◆ EXERCISE ◆
Go through the data below. Pull out every line that has the word "Settings".

◆ RECORDS SUPPLIED ◆
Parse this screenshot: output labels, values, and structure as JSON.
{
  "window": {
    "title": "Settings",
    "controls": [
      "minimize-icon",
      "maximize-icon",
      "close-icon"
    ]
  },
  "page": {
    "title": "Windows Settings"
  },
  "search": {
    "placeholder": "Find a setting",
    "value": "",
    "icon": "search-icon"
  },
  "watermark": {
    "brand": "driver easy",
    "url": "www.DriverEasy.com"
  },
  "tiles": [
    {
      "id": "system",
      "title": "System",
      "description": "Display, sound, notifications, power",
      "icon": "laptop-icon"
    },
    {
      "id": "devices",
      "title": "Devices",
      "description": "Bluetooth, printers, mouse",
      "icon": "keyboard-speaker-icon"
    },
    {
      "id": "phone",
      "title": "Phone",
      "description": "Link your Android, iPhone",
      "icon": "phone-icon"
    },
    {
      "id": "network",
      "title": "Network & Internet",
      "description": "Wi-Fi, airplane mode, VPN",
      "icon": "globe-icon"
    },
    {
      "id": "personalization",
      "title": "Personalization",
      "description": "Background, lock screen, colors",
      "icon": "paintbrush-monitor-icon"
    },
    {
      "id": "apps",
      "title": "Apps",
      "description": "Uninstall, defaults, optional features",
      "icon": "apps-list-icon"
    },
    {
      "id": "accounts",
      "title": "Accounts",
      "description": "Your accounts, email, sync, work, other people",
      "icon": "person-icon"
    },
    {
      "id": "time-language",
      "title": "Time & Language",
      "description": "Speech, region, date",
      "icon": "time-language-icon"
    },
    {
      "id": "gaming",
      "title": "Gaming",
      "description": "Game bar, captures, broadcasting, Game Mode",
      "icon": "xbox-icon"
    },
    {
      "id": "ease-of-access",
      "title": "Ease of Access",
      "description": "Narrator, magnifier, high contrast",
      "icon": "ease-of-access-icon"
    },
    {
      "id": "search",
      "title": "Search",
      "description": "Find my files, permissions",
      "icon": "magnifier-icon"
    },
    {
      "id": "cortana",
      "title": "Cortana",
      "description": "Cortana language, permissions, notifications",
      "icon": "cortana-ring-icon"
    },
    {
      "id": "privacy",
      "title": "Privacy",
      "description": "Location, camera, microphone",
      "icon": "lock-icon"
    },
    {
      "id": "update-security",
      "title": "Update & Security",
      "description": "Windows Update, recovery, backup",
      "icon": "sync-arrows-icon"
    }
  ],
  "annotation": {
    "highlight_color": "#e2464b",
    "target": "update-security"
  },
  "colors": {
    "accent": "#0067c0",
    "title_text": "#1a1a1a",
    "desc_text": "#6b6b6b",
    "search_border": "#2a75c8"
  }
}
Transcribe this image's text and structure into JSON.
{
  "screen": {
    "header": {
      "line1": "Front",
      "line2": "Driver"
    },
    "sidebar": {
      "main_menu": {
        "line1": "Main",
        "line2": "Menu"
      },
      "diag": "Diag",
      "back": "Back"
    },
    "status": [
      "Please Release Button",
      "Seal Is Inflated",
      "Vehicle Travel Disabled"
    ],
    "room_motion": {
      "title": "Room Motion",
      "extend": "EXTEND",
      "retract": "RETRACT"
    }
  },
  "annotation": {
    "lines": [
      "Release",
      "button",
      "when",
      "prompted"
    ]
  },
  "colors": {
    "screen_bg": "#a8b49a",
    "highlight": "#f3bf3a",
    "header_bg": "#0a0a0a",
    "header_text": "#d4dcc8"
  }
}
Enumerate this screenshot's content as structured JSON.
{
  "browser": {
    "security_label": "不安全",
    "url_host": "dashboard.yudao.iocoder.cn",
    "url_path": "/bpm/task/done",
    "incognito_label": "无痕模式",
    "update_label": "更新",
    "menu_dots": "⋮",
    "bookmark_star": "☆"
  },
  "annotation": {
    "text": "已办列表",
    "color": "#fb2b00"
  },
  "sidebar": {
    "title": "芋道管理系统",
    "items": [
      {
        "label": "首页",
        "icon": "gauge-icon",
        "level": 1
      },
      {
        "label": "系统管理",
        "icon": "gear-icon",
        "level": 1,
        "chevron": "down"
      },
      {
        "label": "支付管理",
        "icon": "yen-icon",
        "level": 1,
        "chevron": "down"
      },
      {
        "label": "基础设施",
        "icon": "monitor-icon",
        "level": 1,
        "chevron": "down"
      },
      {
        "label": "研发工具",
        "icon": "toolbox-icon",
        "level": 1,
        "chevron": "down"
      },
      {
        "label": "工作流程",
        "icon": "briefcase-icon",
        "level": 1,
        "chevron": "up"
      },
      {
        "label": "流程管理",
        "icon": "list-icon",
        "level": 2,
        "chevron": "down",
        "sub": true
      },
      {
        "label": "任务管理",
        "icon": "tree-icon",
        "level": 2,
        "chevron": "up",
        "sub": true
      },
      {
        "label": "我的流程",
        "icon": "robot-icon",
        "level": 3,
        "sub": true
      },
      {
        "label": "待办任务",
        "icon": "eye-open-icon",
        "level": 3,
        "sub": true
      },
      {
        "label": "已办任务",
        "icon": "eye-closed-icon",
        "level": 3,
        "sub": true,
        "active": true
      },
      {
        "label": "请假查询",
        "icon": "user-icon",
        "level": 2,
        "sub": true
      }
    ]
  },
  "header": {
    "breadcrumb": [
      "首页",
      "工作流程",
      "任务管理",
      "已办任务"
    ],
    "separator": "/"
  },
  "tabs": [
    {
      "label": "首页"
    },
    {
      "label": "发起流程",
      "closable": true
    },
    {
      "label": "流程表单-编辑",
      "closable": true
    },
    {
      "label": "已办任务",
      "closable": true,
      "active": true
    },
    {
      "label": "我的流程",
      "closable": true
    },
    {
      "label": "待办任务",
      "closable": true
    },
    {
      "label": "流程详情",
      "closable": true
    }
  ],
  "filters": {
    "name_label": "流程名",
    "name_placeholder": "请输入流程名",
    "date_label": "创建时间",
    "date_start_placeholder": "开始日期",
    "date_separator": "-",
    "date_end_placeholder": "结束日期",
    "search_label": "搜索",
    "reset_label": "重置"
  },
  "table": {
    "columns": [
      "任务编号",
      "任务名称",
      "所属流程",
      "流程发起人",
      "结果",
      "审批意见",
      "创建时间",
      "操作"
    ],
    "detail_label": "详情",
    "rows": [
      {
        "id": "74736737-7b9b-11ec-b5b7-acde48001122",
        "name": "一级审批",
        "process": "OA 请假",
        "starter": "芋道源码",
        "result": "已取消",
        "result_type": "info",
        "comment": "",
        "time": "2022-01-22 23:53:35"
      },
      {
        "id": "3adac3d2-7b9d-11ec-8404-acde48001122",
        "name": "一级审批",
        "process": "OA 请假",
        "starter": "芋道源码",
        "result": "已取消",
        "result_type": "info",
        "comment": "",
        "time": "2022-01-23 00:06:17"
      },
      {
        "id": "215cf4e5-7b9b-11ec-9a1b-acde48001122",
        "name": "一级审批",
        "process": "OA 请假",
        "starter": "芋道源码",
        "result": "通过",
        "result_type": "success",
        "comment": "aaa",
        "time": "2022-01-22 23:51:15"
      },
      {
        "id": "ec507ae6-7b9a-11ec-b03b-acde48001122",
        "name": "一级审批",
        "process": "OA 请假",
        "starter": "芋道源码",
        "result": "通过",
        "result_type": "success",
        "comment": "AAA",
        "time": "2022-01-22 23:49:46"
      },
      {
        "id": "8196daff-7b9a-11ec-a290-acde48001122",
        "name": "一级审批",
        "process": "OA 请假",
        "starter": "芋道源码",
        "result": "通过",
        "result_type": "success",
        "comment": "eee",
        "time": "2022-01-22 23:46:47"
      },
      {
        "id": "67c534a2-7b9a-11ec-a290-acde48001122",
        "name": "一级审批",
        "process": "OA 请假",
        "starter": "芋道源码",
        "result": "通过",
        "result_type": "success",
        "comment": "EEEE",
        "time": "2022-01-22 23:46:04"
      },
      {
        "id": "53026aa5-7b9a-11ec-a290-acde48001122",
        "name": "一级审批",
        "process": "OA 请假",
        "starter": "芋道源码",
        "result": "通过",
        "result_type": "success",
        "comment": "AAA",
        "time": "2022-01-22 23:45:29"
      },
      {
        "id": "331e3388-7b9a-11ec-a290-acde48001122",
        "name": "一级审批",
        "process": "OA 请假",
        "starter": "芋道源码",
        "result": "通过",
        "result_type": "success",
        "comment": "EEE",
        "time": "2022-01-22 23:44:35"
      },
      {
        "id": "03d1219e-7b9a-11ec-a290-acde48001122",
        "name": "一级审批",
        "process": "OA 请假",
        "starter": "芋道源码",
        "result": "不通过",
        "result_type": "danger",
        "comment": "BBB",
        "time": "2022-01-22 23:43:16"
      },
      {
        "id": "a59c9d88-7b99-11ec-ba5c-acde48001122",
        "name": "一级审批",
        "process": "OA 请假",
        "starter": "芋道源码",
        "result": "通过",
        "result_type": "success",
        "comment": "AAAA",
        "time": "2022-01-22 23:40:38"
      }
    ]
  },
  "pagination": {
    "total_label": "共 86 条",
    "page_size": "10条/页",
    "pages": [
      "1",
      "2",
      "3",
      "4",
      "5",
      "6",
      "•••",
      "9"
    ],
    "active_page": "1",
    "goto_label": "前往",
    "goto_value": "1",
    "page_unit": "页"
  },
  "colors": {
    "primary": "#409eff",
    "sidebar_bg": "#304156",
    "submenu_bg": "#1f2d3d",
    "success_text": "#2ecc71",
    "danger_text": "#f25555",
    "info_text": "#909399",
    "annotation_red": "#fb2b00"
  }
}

◆ EXERCISE RESPONSE ◆
    "title": "Settings",
    "title": "Windows Settings"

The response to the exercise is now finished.